▶ [Records]
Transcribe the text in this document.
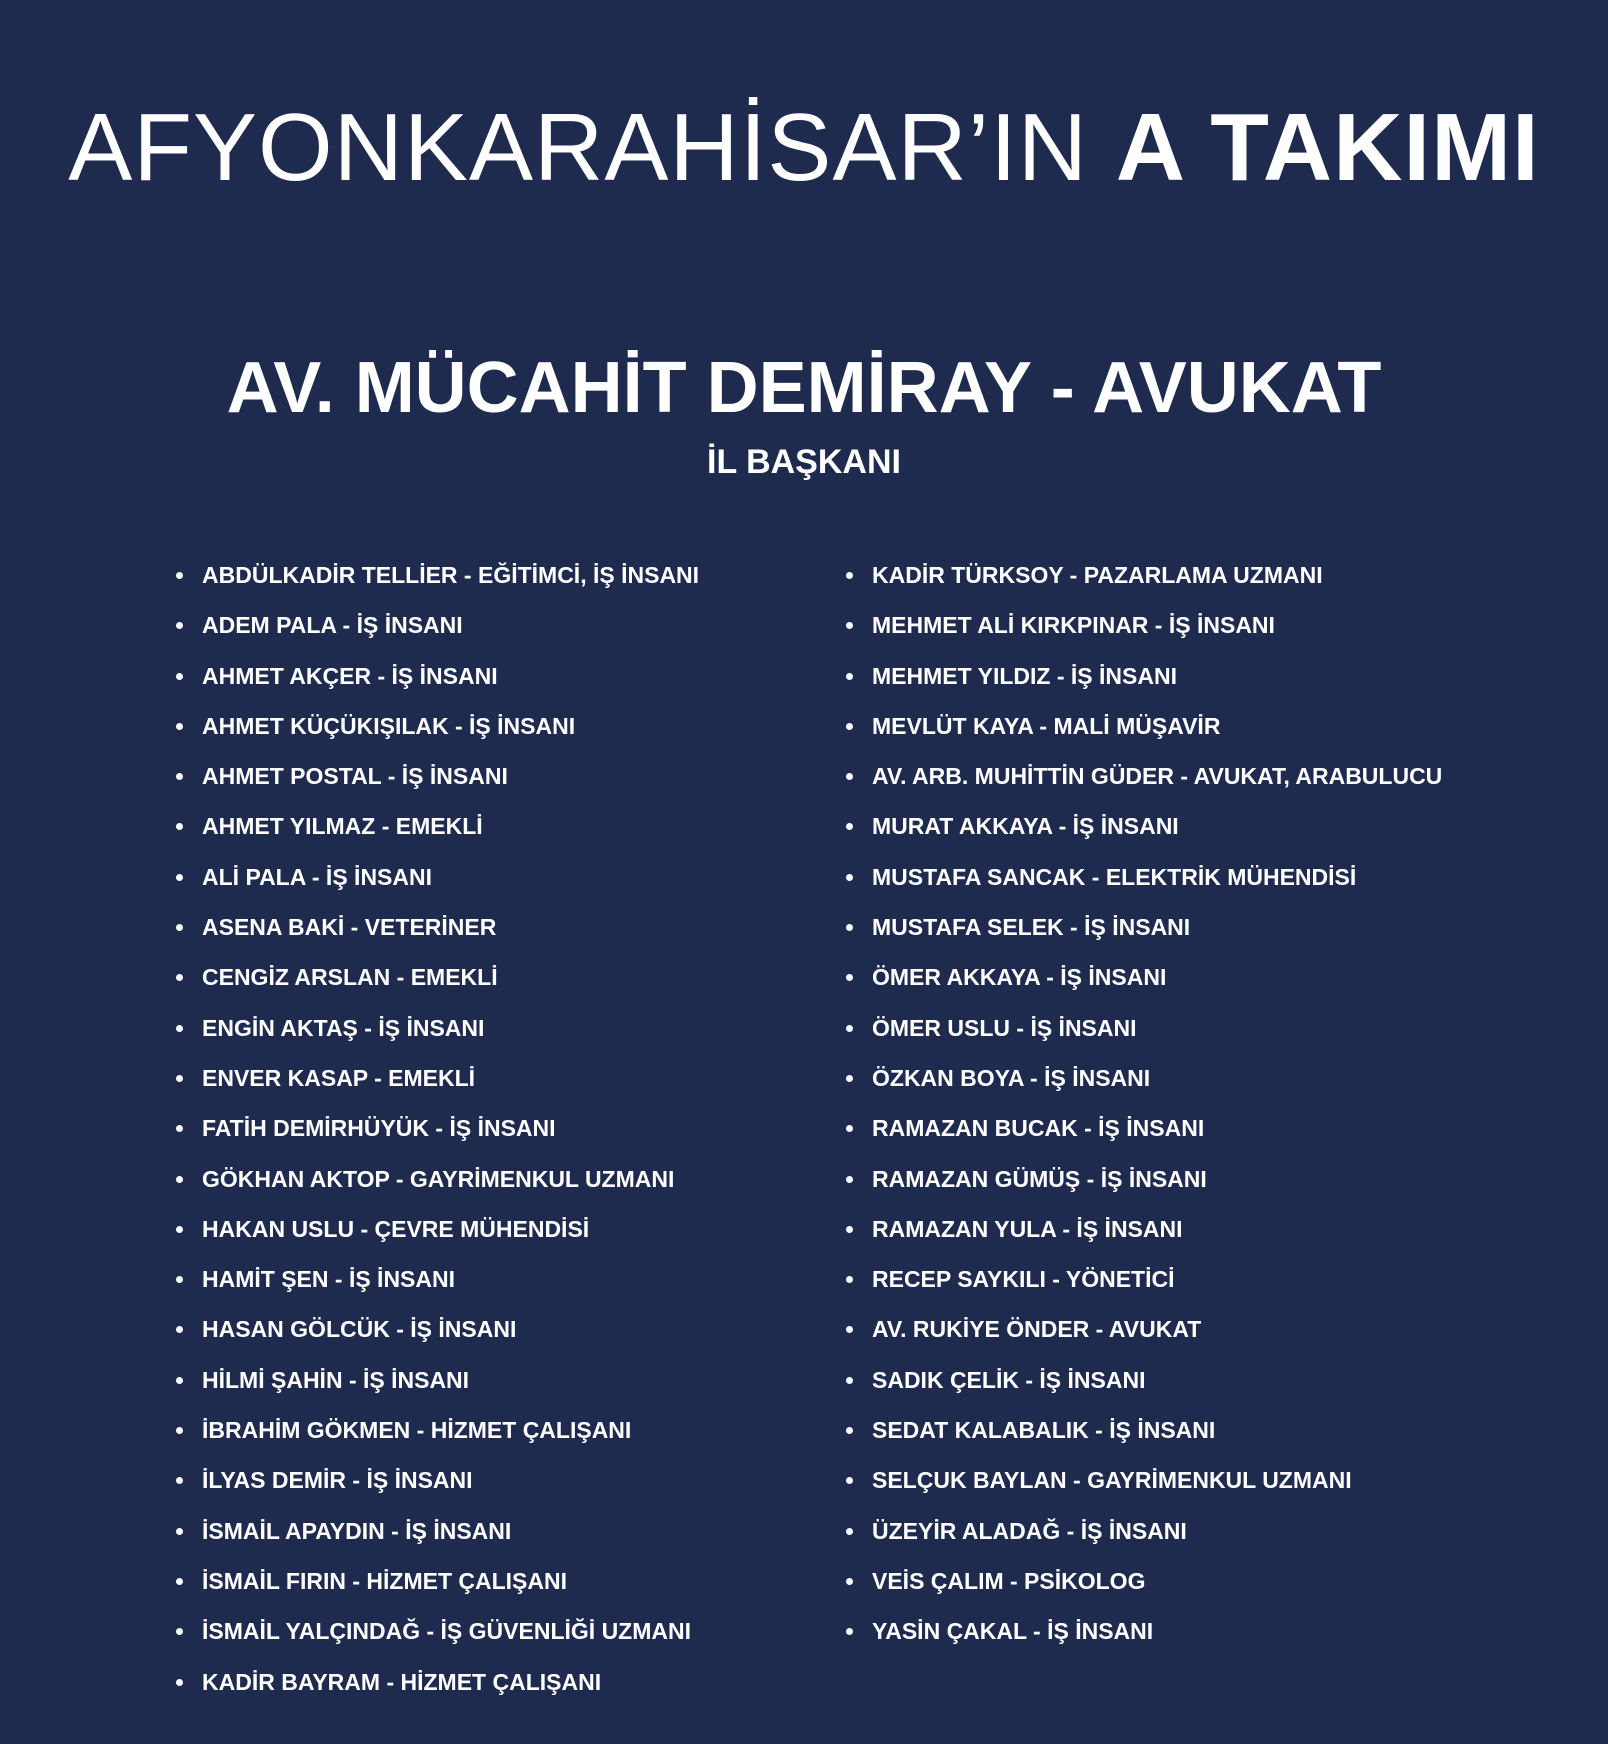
AFYONKARAHİSAR’IN A TAKIMI
AV. MÜCAHİT DEMİRAY - AVUKAT
İL BAŞKANI
ABDÜLKADİR TELLİER - EĞİTİMCİ, İŞ İNSANI
ADEM PALA - İŞ İNSANI
AHMET AKÇER - İŞ İNSANI
AHMET KÜÇÜKIŞILAK - İŞ İNSANI
AHMET POSTAL - İŞ İNSANI
AHMET YILMAZ - EMEKLİ
ALİ PALA - İŞ İNSANI
ASENA BAKİ - VETERİNER
CENGİZ ARSLAN - EMEKLİ
ENGİN AKTAŞ - İŞ İNSANI
ENVER KASAP - EMEKLİ
FATİH DEMİRHÜYÜK - İŞ İNSANI
GÖKHAN AKTOP - GAYRİMENKUL UZMANI
HAKAN USLU - ÇEVRE MÜHENDİSİ
HAMİT ŞEN - İŞ İNSANI
HASAN GÖLCÜK - İŞ İNSANI
HİLMİ ŞAHİN - İŞ İNSANI
İBRAHİM GÖKMEN - HİZMET ÇALIŞANI
İLYAS DEMİR - İŞ İNSANI
İSMAİL APAYDIN - İŞ İNSANI
İSMAİL FIRIN - HİZMET ÇALIŞANI
İSMAİL YALÇINDAĞ - İŞ GÜVENLİĞİ UZMANI
KADİR BAYRAM - HİZMET ÇALIŞANI
KADİR TÜRKSOY - PAZARLAMA UZMANI
MEHMET ALİ KIRKPINAR - İŞ İNSANI
MEHMET YILDIZ - İŞ İNSANI
MEVLÜT KAYA - MALİ MÜŞAVİR
AV. ARB. MUHİTTİN GÜDER - AVUKAT, ARABULUCU
MURAT AKKAYA - İŞ İNSANI
MUSTAFA SANCAK - ELEKTRİK MÜHENDİSİ
MUSTAFA SELEK - İŞ İNSANI
ÖMER AKKAYA - İŞ İNSANI
ÖMER USLU - İŞ İNSANI
ÖZKAN BOYA - İŞ İNSANI
RAMAZAN BUCAK - İŞ İNSANI
RAMAZAN GÜMÜŞ - İŞ İNSANI
RAMAZAN YULA - İŞ İNSANI
RECEP SAYKILI - YÖNETİCİ
AV. RUKİYE ÖNDER - AVUKAT
SADIK ÇELİK - İŞ İNSANI
SEDAT KALABALIK - İŞ İNSANI
SELÇUK BAYLAN - GAYRİMENKUL UZMANI
ÜZEYİR ALADAĞ - İŞ İNSANI
VEİS ÇALIM - PSİKOLOG
YASİN ÇAKAL - İŞ İNSANI
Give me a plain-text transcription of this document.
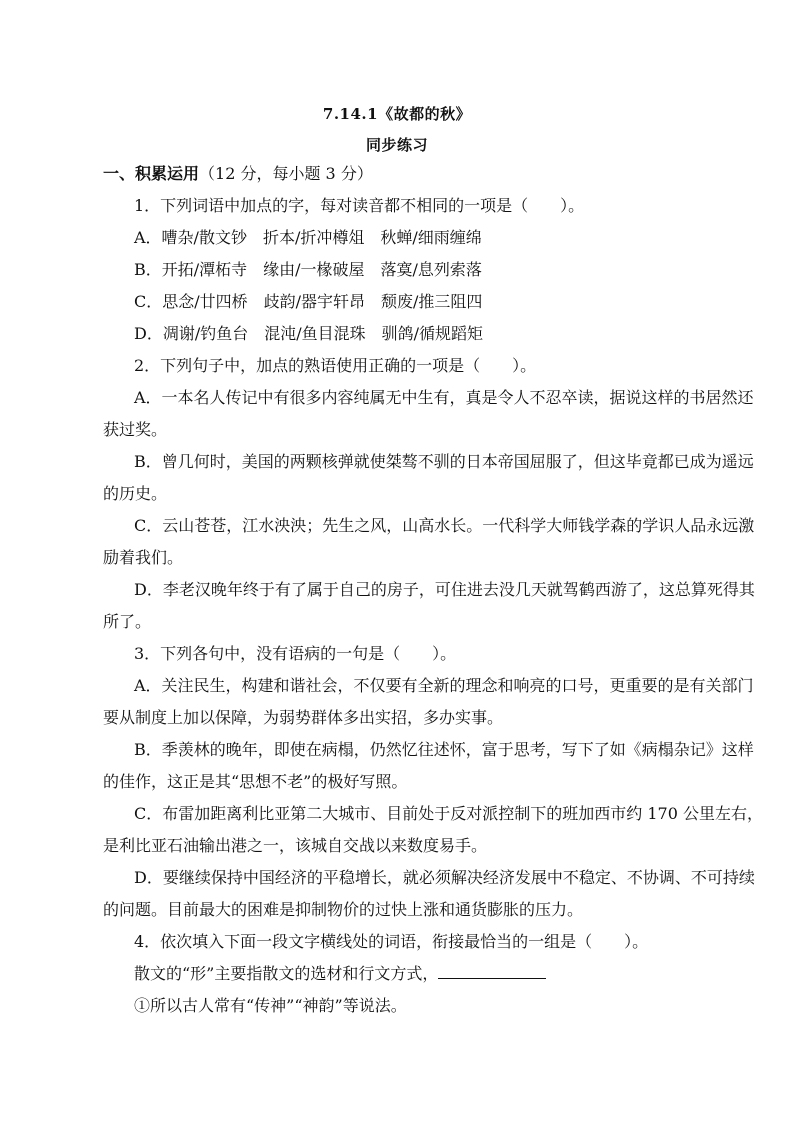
7.14.1《故都的秋》
同步练习
一、积累运用（12 分，每小题 3 分）
1．下列词语中加点的字，每对读音都不相同的一项是（　　）。
A．嘈杂/散文钞　折本/折冲樽俎　秋蝉/细雨缠绵
B．开拓/潭柘寺　缘由/一椽破屋　落寞/息列索落
C．思念/廿四桥　歧韵/器宇轩昂　颓废/推三阻四
D．凋谢/钓鱼台　混沌/鱼目混珠　驯鸽/循规蹈矩
2．下列句子中，加点的熟语使用正确的一项是（　　）。
A．一本名人传记中有很多内容纯属无中生有，真是令人不忍卒读，据说这样的书居然还
获过奖。
B．曾几何时，美国的两颗核弹就使桀骜不驯的日本帝国屈服了，但这毕竟都已成为遥远
的历史。
C．云山苍苍，江水泱泱；先生之风，山高水长。一代科学大师钱学森的学识人品永远激
励着我们。
D．李老汉晚年终于有了属于自己的房子，可住进去没几天就驾鹤西游了，这总算死得其
所了。
3．下列各句中，没有语病的一句是（　　）。
A．关注民生，构建和谐社会，不仅要有全新的理念和响亮的口号，更重要的是有关部门
要从制度上加以保障，为弱势群体多出实招，多办实事。
B．季羡林的晚年，即使在病榻，仍然忆往述怀，富于思考，写下了如《病榻杂记》这样
的佳作，这正是其“思想不老”的极好写照。
C．布雷加距离利比亚第二大城市、目前处于反对派控制下的班加西市约 170 公里左右，
是利比亚石油输出港之一，该城自交战以来数度易手。
D．要继续保持中国经济的平稳增长，就必须解决经济发展中不稳定、不协调、不可持续
的问题。目前最大的困难是抑制物价的过快上涨和通货膨胀的压力。
4．依次填入下面一段文字横线处的词语，衔接最恰当的一组是（　　）。
散文的“形”主要指散文的选材和行文方式，
①所以古人常有“传神”“神韵”等说法。
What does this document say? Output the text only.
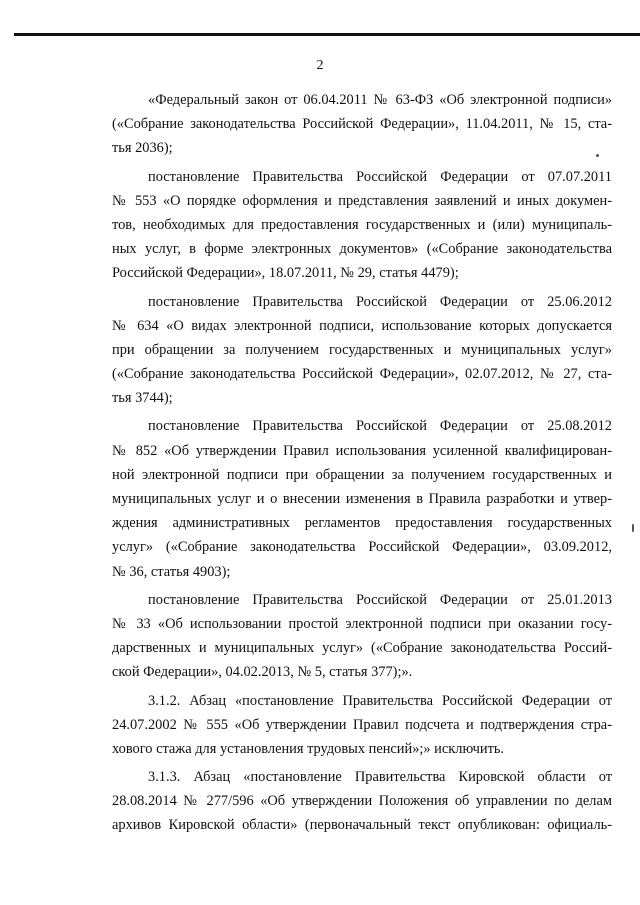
2
«Федеральный закон от 06.04.2011 № 63-ФЗ «Об электронной подписи»
(«Собрание законодательства Российской Федерации», 11.04.2011, № 15, ста-
тья 2036);
постановление Правительства Российской Федерации от 07.07.2011
№ 553 «О порядке оформления и представления заявлений и иных докумен-
тов, необходимых для предоставления государственных и (или) муниципаль-
ных услуг, в форме электронных документов» («Собрание законодательства
Российской Федерации», 18.07.2011, № 29, статья 4479);
постановление Правительства Российской Федерации от 25.06.2012
№ 634 «О видах электронной подписи, использование которых допускается
при обращении за получением государственных и муниципальных услуг»
(«Собрание законодательства Российской Федерации», 02.07.2012, № 27, ста-
тья 3744);
постановление Правительства Российской Федерации от 25.08.2012
№ 852 «Об утверждении Правил использования усиленной квалифицирован-
ной электронной подписи при обращении за получением государственных и
муниципальных услуг и о внесении изменения в Правила разработки и утвер-
ждения административных регламентов предоставления государственных
услуг» («Собрание законодательства Российской Федерации», 03.09.2012,
№ 36, статья 4903);
постановление Правительства Российской Федерации от 25.01.2013
№ 33 «Об использовании простой электронной подписи при оказании госу-
дарственных и муниципальных услуг» («Собрание законодательства Россий-
ской Федерации», 04.02.2013, № 5, статья 377);».
3.1.2. Абзац «постановление Правительства Российской Федерации от
24.07.2002 № 555 «Об утверждении Правил подсчета и подтверждения стра-
хового стажа для установления трудовых пенсий»;» исключить.
3.1.3. Абзац «постановление Правительства Кировской области от
28.08.2014 № 277/596 «Об утверждении Положения об управлении по делам
архивов Кировской области» (первоначальный текст опубликован: официаль-
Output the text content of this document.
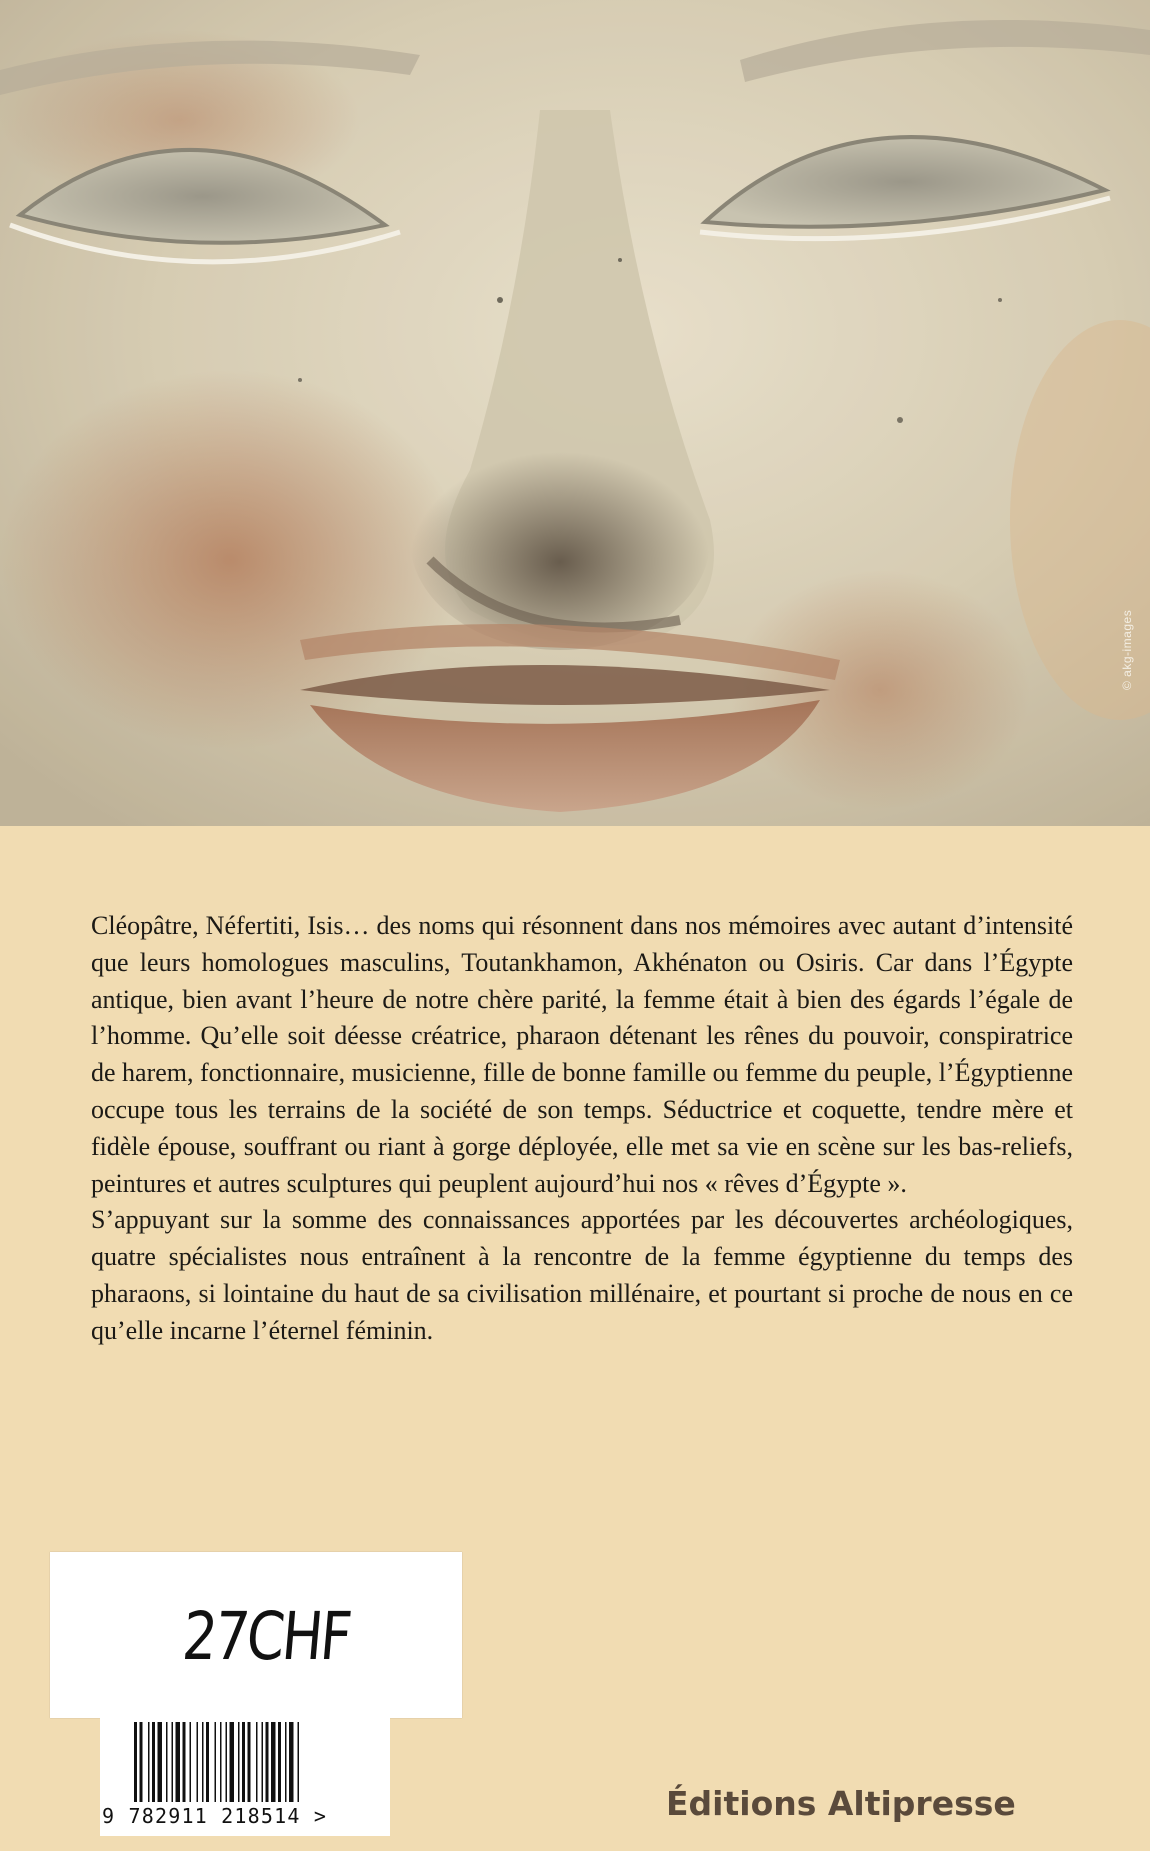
© akg-images

Cléopâtre, Néfertiti, Isis… des noms qui résonnent dans nos mémoires avec autant d’intensité que leurs homologues masculins, Toutankhamon, Akhénaton ou Osiris. Car dans l’Égypte antique, bien avant l’heure de notre chère parité, la femme était à bien des égards l’égale de l’homme. Qu’elle soit déesse créatrice, pharaon détenant les rênes du pouvoir, conspiratrice de harem, fonctionnaire, musicienne, fille de bonne famille ou femme du peuple, l’Égyptienne occupe tous les terrains de la société de son temps. Séductrice et coquette, tendre mère et fidèle épouse, souffrant ou riant à gorge déployée, elle met sa vie en scène sur les bas-reliefs, peintures et autres sculptures qui peuplent aujourd’hui nos « rêves d’Égypte ».

S’appuyant sur la somme des connaissances apportées par les découvertes archéologiques, quatre spécialistes nous entraînent à la rencontre de la femme égyptienne du temps des pharaons, si lointaine du haut de sa civilisation millénaire, et pourtant si proche de nous en ce qu’elle incarne l’éternel féminin.

27CHF
9 782911 218514 >	Éditions Altipresse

▶ [Task requirements]
From the records above, how many lines include the word "AKKAYA"? Only the number is wanted.

▶ [Exercise output]
2